>>>

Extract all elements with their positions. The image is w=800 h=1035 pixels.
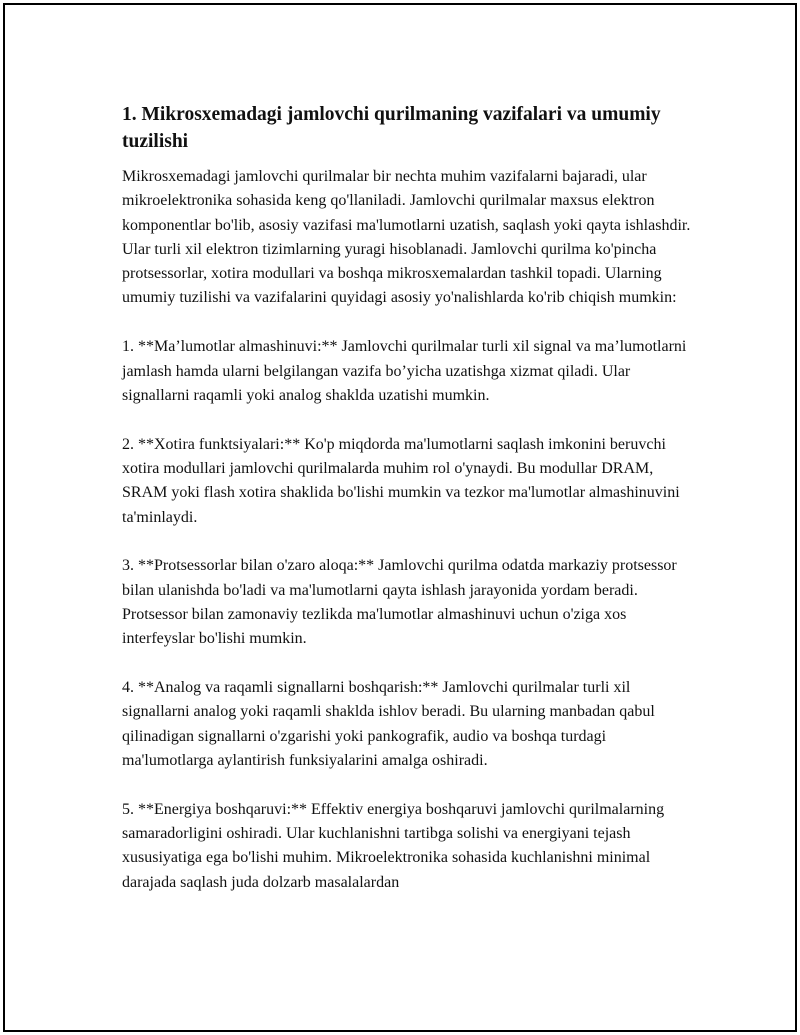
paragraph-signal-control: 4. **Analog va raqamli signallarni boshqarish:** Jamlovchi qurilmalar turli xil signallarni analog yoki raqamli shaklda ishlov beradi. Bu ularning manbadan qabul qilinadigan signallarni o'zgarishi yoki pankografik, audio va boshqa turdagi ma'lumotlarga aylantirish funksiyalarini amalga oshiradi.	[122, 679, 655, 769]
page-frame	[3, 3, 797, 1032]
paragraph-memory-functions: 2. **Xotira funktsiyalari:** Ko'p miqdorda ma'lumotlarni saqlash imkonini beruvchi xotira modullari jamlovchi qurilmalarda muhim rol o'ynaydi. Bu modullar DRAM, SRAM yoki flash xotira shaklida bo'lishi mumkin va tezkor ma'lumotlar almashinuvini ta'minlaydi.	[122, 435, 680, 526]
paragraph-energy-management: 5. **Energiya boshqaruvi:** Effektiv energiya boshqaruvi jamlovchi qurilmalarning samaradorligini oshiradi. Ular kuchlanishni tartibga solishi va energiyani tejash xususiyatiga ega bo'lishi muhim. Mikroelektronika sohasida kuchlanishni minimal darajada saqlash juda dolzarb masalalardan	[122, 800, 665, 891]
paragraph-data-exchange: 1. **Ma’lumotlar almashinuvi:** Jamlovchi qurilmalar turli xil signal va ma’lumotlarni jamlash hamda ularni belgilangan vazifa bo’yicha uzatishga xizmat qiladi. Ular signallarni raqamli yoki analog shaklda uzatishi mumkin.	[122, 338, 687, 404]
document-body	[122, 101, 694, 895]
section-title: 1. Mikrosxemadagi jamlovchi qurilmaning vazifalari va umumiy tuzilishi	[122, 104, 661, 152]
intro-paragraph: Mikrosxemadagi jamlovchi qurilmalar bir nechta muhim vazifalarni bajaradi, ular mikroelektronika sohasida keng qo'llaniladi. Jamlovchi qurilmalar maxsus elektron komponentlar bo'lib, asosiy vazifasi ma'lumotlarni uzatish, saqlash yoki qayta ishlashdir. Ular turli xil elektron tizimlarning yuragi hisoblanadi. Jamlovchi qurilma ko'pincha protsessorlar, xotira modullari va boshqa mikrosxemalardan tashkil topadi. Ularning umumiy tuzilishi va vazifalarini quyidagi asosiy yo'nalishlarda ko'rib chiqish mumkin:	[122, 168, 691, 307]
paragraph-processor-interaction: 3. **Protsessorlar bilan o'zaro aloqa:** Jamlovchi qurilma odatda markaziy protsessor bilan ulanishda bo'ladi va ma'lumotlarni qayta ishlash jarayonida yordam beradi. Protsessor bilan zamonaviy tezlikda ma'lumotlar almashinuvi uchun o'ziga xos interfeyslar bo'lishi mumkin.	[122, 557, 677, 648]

<<<

Count the lines in the records that contain the string "shaklda", matching case exactly. Reply with the number only.

2